(Extracted records)
--------------------

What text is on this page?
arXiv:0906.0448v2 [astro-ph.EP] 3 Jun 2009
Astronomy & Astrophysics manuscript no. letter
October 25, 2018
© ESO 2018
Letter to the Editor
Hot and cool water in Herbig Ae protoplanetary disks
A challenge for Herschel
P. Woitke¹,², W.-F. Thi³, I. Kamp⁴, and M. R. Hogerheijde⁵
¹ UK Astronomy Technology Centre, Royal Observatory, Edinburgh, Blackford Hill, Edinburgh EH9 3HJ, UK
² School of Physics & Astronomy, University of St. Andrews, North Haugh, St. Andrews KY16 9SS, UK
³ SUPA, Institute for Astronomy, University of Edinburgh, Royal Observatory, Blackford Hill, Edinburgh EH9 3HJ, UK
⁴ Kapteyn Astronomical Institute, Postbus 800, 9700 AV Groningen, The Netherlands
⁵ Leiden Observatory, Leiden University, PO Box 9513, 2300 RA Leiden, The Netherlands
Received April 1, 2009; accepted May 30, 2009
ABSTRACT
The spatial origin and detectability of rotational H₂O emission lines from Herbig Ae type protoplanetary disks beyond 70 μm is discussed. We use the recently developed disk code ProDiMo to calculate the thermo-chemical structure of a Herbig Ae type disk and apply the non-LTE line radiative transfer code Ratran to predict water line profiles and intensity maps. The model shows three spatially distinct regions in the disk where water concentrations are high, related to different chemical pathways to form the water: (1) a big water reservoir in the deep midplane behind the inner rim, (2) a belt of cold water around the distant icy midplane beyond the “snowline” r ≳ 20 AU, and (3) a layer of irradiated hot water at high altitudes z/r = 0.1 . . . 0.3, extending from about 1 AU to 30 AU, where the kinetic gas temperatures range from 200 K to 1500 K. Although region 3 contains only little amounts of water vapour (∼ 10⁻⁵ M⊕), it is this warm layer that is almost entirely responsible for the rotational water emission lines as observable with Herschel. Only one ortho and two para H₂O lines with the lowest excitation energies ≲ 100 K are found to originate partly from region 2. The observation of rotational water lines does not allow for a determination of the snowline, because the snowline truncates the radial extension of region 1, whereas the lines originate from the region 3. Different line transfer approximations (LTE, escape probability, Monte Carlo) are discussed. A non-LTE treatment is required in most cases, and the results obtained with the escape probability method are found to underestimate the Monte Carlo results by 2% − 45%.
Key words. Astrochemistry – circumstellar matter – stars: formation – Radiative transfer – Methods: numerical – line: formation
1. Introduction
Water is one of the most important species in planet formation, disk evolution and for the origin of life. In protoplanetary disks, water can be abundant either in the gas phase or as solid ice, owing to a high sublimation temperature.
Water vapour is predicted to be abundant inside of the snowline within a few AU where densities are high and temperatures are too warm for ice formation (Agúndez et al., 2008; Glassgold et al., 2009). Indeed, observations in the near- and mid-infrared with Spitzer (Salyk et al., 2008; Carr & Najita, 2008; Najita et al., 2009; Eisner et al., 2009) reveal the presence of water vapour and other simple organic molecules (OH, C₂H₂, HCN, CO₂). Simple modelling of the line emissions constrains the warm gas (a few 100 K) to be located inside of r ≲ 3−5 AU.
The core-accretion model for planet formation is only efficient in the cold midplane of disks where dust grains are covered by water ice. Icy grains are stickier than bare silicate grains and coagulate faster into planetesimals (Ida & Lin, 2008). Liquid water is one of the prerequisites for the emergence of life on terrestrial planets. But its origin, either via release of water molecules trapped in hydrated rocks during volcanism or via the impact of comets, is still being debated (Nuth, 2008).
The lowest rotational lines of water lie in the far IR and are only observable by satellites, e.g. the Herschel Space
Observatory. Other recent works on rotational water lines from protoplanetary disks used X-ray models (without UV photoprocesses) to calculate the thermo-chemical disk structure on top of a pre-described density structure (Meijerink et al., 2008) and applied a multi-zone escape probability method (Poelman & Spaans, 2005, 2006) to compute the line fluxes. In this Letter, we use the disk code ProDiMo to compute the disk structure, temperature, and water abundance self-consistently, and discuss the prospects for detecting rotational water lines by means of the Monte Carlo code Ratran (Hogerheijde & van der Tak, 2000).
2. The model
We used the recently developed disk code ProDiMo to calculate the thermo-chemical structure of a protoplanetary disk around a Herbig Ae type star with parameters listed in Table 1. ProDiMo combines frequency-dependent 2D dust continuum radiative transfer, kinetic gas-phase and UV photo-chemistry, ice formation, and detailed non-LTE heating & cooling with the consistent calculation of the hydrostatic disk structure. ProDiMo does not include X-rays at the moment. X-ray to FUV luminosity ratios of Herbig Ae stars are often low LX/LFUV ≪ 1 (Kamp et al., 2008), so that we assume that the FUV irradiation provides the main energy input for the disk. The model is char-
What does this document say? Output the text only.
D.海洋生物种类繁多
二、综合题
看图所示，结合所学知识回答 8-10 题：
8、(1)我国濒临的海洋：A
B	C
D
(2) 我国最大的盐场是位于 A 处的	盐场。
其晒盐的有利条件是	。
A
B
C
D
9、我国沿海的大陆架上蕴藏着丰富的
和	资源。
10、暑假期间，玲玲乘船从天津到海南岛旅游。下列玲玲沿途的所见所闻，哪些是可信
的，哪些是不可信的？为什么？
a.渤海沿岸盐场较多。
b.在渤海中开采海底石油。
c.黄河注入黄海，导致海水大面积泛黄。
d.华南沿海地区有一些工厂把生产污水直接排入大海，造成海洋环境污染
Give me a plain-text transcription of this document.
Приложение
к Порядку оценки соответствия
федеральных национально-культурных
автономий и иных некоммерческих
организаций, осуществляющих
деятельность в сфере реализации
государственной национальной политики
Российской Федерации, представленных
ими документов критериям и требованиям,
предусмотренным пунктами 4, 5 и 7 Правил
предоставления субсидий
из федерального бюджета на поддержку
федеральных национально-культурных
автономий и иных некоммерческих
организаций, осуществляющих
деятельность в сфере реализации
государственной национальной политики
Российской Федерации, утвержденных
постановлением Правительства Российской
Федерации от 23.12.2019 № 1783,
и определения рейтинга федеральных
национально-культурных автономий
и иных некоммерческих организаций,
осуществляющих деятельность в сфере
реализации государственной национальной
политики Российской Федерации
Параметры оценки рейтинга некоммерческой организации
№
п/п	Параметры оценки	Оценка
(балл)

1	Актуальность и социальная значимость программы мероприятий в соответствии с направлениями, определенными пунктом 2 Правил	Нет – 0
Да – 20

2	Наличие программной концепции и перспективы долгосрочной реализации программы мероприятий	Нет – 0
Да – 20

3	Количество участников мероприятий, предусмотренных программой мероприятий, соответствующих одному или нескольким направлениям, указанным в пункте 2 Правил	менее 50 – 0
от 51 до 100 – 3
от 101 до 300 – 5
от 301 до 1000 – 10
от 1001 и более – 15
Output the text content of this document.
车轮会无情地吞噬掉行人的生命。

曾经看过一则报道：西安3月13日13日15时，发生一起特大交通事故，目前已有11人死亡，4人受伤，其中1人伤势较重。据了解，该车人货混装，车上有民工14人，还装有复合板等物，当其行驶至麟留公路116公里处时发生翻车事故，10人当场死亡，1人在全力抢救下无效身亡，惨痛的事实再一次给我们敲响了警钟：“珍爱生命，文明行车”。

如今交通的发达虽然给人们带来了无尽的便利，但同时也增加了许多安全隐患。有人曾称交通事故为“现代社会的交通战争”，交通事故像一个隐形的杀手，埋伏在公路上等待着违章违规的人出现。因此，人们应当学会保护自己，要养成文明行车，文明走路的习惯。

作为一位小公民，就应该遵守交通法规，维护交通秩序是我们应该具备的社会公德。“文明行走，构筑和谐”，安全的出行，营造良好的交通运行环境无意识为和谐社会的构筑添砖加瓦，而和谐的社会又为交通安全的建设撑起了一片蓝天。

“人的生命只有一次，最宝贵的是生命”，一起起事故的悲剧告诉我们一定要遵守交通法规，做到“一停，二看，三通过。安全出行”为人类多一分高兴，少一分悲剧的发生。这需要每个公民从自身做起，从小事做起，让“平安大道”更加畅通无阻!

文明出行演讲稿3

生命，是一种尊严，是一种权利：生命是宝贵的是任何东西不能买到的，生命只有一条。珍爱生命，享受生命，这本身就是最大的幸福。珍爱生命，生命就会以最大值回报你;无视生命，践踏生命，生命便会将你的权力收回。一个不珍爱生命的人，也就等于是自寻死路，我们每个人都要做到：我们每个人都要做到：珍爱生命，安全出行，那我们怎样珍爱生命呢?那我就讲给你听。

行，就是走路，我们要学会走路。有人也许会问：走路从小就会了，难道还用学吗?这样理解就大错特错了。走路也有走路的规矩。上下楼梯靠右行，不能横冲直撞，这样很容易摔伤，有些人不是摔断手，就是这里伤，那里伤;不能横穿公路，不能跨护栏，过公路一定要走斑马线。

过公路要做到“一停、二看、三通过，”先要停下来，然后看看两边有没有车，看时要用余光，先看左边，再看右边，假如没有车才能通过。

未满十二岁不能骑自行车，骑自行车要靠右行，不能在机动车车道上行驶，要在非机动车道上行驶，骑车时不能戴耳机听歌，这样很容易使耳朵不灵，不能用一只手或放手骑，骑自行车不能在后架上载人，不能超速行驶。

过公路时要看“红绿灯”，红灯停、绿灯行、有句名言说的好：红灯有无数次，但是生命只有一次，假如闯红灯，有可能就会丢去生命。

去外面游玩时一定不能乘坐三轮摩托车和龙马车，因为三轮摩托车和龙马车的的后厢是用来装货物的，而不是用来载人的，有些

--------------------

Exercise aim> Pick every line with "программы" in it and copy it.

Finished answer>
1	Актуальность и социальная значимость программы мероприятий в соответствии с направлениями, определенными пунктом 2 Правил	Нет – 0
2	Наличие программной концепции и перспективы долгосрочной реализации программы мероприятий	Нет – 0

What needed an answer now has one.